• Stated exercise
Find and copy every line in the records that includes the string "name".

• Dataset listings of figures
======

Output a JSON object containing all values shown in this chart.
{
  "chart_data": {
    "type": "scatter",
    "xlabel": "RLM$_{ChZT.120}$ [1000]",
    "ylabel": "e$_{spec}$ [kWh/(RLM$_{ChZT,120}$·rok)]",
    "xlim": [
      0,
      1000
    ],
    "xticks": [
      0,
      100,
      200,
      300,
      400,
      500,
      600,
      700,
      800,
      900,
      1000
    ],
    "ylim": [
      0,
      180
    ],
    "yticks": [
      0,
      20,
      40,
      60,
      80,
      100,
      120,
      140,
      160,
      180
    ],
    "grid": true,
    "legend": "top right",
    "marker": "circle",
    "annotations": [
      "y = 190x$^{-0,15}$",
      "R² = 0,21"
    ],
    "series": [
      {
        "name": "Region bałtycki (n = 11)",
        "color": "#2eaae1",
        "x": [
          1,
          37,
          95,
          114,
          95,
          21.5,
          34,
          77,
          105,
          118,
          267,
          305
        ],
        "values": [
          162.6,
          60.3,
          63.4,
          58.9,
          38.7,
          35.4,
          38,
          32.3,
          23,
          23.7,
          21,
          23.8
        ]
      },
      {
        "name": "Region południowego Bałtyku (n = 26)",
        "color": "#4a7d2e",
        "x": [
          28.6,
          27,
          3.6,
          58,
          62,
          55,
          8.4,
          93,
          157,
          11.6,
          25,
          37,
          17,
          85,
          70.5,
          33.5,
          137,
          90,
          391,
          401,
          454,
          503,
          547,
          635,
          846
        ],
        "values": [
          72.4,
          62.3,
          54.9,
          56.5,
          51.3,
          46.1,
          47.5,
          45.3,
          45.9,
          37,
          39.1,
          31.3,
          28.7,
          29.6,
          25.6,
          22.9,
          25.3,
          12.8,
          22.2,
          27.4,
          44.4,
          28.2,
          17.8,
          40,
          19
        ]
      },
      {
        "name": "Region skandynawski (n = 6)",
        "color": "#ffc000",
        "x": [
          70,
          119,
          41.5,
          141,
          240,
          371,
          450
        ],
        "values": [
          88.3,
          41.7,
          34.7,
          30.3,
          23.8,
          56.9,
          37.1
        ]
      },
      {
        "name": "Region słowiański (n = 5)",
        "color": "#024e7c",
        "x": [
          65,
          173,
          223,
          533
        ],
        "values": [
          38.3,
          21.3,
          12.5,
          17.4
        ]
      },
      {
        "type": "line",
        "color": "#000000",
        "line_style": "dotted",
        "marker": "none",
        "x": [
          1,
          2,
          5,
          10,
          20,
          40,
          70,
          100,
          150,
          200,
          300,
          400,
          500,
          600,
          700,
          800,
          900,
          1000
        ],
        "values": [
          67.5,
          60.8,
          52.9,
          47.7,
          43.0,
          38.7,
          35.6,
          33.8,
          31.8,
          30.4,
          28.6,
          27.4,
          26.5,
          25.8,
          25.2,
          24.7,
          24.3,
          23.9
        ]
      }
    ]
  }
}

======

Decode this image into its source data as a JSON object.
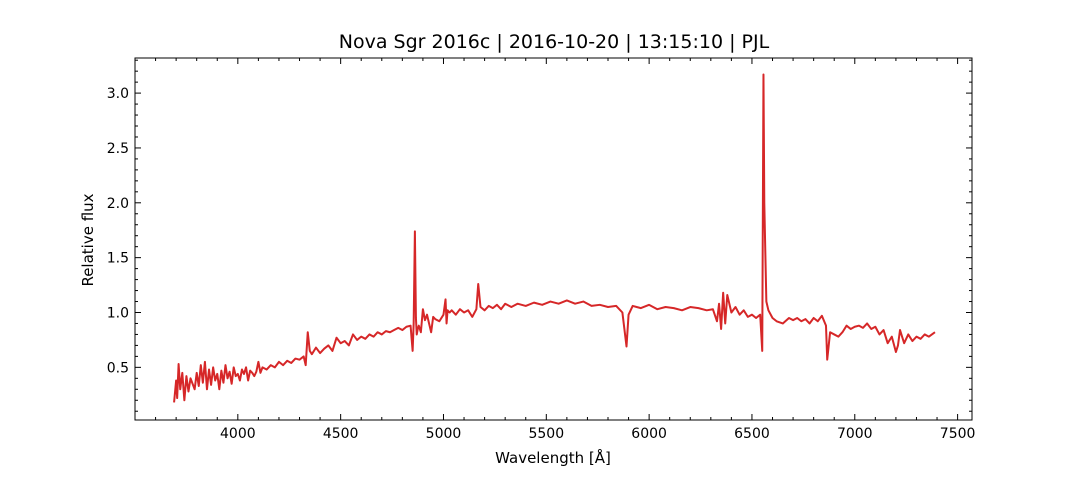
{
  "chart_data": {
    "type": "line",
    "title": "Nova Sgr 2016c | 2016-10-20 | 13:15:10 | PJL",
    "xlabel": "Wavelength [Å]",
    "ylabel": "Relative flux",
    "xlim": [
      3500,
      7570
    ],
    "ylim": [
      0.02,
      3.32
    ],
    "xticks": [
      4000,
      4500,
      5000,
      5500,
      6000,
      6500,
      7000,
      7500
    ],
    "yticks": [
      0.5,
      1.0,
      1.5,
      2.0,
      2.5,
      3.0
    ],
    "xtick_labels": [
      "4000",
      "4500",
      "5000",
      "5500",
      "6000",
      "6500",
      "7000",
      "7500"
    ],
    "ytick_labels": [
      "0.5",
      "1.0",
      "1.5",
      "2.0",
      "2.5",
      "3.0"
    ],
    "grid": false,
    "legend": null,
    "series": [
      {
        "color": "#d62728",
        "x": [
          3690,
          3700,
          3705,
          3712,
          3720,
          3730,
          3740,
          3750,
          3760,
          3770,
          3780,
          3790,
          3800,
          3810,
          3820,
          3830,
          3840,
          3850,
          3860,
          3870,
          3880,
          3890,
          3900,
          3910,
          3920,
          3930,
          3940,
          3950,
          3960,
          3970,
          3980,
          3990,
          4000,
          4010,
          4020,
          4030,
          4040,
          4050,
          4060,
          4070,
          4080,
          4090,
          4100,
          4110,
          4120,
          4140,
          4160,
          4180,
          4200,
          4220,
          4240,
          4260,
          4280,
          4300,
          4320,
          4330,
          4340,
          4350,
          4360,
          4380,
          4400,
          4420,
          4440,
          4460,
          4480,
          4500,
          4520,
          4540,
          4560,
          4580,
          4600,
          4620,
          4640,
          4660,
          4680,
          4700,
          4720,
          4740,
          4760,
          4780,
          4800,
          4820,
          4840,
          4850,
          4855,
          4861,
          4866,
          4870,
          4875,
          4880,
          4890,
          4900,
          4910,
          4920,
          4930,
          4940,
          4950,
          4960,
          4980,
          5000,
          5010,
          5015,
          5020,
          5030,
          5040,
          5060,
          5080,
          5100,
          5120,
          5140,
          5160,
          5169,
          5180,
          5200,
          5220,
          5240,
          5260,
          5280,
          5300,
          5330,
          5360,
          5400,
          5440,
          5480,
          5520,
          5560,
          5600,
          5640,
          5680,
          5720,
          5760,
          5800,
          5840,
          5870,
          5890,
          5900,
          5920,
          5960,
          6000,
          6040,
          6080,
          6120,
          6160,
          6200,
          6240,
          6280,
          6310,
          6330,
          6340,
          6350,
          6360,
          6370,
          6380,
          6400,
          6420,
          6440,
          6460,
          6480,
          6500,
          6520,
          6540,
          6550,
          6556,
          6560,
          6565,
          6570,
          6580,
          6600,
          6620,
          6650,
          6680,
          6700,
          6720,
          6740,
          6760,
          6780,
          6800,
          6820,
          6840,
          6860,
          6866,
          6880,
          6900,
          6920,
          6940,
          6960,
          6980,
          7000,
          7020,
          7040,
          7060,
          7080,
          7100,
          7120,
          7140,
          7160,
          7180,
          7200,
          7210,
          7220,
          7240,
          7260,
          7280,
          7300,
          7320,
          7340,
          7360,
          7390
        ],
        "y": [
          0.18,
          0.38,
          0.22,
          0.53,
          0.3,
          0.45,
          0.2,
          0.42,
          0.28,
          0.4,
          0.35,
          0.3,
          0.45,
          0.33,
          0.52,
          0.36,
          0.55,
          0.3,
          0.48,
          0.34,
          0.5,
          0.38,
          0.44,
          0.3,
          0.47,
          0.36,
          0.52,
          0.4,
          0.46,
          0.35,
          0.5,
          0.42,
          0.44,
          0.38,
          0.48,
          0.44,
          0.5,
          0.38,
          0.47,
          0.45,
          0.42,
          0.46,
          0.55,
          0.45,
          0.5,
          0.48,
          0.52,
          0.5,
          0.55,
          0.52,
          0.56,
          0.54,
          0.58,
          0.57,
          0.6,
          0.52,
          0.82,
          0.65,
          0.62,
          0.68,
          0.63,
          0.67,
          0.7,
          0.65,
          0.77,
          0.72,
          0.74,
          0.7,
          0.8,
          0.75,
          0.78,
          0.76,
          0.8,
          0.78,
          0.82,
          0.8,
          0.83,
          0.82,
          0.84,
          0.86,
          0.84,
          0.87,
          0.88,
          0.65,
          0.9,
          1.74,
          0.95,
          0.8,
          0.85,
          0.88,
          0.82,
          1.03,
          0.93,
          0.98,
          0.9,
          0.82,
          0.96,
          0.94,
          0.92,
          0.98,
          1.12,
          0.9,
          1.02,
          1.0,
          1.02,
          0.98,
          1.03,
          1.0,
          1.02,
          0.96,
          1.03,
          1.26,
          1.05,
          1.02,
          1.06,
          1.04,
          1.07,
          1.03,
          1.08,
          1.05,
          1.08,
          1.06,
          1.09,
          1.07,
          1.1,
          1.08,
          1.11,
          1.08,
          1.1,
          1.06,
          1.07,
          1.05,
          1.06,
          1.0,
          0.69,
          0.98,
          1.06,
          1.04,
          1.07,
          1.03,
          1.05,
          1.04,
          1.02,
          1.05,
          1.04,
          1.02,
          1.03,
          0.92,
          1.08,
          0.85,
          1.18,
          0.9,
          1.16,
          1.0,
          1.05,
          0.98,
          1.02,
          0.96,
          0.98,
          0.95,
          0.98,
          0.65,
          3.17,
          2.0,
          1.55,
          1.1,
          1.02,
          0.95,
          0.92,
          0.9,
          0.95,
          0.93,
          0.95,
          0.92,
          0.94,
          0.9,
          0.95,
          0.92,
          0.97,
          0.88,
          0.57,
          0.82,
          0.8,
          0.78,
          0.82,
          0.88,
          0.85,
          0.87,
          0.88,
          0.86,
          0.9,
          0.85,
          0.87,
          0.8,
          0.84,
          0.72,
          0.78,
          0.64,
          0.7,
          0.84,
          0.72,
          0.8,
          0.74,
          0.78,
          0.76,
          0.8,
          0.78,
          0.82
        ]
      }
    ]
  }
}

======

• Answer to this problem
        "name": "Region bałtycki (n = 11)",
        "name": "Region południowego Bałtyku (n = 26)",
        "name": "Region skandynawski (n = 6)",
        "name": "Region słowiański (n = 5)",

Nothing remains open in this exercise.